### Task brief
Print each line of the listing once more, precisely as given.

⁂

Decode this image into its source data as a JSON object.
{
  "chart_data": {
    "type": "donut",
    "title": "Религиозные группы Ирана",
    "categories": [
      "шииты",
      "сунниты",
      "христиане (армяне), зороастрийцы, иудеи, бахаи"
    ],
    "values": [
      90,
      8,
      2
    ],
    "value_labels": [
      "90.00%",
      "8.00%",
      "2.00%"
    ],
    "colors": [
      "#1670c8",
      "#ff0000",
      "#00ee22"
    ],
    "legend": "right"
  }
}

⁂

### Full answer
Decode this image into its source data as a JSON object.
{
  "chart_data": {
    "type": "donut",
    "title": "Религиозные группы Ирана",
    "categories": [
      "шииты",
      "сунниты",
      "христиане (армяне), зороастрийцы, иудеи, бахаи"
    ],
    "values": [
      90,
      8,
      2
    ],
    "value_labels": [
      "90.00%",
      "8.00%",
      "2.00%"
    ],
    "colors": [
      "#1670c8",
      "#ff0000",
      "#00ee22"
    ],
    "legend": "right"
  }
}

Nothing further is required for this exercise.